> **RECORD EXTRACTS**:

##########

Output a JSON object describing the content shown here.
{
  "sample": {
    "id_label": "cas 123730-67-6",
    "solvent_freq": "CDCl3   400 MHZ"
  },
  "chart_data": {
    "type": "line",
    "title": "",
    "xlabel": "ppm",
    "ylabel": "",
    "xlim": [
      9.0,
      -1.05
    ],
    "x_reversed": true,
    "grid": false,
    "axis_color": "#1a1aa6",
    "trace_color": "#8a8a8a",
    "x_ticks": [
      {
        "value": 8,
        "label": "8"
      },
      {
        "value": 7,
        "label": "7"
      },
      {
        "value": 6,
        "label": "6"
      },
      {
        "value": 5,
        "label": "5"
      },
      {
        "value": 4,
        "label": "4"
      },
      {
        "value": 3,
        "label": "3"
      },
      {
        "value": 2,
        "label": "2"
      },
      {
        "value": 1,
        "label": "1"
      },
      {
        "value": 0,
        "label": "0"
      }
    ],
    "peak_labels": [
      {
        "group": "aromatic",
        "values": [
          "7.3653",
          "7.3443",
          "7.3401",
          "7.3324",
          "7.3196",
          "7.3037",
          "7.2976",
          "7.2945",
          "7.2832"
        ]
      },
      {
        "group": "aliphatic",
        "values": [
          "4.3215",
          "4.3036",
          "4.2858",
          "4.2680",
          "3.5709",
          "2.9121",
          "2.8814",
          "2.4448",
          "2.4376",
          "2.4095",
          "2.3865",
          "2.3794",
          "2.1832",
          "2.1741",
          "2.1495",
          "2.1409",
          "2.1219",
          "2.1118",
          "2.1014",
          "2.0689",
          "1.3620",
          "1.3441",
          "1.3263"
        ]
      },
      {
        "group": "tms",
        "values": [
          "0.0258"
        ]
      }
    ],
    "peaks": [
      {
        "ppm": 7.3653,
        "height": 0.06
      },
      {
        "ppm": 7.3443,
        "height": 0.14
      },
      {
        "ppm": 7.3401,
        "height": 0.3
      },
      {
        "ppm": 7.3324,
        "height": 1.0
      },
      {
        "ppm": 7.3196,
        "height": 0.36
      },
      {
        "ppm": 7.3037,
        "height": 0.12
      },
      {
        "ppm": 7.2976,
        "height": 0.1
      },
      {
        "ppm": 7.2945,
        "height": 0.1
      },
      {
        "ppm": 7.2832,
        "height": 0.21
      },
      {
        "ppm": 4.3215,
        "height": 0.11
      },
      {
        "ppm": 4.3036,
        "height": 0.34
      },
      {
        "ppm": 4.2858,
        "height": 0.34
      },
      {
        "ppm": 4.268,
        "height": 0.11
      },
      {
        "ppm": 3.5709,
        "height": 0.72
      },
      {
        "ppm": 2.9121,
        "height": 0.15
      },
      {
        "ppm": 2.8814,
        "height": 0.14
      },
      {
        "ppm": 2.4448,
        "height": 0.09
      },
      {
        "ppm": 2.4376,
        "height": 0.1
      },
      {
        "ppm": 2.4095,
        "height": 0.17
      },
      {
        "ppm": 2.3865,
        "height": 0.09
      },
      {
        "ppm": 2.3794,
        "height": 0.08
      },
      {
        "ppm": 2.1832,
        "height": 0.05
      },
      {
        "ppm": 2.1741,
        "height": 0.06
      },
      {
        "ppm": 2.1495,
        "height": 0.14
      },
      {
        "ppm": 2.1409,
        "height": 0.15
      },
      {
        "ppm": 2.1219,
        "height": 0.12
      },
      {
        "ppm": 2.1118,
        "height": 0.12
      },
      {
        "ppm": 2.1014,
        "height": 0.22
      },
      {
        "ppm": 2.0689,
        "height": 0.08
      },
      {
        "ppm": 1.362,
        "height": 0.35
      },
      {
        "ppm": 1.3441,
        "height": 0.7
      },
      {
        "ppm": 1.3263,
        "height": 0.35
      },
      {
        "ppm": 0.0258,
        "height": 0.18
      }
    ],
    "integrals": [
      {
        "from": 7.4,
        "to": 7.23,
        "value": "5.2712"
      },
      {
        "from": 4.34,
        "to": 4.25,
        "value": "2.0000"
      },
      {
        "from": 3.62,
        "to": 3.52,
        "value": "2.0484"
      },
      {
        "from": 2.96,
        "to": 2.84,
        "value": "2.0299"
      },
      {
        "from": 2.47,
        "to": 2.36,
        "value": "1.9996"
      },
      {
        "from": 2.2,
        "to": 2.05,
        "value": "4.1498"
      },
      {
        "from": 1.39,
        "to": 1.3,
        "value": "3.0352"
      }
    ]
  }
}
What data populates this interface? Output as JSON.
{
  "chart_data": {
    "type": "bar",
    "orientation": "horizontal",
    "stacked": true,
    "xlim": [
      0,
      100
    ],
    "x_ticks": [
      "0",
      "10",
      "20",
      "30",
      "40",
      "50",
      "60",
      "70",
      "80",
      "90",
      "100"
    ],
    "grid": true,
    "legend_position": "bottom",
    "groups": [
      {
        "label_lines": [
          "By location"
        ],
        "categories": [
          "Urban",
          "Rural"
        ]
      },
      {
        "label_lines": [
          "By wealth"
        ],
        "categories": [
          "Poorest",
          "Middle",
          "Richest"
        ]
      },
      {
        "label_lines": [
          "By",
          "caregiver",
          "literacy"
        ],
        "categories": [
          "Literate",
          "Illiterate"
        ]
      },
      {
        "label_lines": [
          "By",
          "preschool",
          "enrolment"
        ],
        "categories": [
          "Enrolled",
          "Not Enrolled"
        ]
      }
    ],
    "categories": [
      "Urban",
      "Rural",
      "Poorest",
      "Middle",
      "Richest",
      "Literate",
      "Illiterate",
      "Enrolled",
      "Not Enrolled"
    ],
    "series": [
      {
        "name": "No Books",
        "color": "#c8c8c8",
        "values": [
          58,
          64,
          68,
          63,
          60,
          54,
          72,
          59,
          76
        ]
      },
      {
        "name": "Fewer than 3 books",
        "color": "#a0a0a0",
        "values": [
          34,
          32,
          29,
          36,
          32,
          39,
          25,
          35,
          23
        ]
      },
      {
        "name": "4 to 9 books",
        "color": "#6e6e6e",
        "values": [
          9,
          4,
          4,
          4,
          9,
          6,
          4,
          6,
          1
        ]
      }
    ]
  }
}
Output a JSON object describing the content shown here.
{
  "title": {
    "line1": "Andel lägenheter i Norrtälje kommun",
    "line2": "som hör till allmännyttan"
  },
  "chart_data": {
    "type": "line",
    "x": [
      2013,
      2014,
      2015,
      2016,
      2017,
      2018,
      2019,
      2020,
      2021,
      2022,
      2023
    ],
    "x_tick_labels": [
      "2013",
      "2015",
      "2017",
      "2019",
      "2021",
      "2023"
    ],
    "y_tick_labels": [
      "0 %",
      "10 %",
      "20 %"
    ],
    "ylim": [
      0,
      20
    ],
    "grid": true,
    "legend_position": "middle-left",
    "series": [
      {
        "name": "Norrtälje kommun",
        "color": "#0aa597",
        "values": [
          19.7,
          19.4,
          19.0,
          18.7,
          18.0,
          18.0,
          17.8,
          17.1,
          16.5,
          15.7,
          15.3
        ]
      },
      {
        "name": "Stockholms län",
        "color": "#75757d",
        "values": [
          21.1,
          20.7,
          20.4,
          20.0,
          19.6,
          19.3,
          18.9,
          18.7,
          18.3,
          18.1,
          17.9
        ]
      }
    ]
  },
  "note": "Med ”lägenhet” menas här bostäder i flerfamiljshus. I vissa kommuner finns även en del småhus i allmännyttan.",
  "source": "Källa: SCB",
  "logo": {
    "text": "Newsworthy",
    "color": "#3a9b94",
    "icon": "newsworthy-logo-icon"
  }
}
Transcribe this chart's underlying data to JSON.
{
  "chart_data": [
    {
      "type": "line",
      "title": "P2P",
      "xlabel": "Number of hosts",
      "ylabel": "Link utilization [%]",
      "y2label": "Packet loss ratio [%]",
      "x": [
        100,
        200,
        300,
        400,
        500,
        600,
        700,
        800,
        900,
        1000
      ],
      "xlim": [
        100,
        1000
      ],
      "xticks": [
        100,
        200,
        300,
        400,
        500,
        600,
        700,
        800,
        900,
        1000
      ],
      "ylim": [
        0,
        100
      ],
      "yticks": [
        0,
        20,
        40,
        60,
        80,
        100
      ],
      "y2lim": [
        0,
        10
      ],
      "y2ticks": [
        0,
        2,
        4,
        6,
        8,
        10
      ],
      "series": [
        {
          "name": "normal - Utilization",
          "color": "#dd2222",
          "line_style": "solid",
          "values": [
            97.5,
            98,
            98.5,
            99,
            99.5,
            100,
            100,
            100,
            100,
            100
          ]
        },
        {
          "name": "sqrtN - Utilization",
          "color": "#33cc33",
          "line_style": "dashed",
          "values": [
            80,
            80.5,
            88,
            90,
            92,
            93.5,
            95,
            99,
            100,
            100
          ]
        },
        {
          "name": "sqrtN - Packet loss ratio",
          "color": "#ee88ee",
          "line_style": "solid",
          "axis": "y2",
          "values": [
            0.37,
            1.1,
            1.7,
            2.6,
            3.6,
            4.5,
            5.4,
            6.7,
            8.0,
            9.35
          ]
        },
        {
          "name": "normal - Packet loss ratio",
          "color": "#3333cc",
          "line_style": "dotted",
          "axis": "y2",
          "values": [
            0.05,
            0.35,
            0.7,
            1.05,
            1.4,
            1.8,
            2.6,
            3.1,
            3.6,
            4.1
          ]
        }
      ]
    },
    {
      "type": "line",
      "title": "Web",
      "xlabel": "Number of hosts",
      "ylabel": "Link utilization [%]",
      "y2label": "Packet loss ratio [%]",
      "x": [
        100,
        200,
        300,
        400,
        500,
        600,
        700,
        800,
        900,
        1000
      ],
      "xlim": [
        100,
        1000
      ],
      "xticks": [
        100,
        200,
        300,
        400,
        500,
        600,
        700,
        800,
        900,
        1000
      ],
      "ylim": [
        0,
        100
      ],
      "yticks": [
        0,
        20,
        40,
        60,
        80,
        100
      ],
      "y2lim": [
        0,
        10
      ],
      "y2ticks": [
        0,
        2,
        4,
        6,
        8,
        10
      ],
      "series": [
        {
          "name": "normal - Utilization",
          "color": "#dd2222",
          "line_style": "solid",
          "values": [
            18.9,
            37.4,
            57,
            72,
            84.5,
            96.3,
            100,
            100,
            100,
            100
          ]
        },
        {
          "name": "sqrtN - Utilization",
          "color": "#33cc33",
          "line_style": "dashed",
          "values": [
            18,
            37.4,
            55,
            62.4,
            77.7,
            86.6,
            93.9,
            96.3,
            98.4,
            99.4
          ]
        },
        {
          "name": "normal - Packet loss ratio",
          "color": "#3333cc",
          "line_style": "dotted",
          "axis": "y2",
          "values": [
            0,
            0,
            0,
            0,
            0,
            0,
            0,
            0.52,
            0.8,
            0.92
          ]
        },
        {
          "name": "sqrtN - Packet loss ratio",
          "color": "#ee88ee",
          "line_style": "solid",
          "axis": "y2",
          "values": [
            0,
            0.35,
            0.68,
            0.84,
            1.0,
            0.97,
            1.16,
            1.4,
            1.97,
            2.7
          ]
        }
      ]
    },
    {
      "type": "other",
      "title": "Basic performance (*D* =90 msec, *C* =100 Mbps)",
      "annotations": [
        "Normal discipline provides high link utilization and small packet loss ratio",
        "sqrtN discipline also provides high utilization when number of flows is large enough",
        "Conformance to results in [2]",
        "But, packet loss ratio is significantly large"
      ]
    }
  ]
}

##########

Show all lines from the records above where the word "true" occurs.

    "x_reversed": true,
    "stacked": true,
    "grid": true,
    "grid": true,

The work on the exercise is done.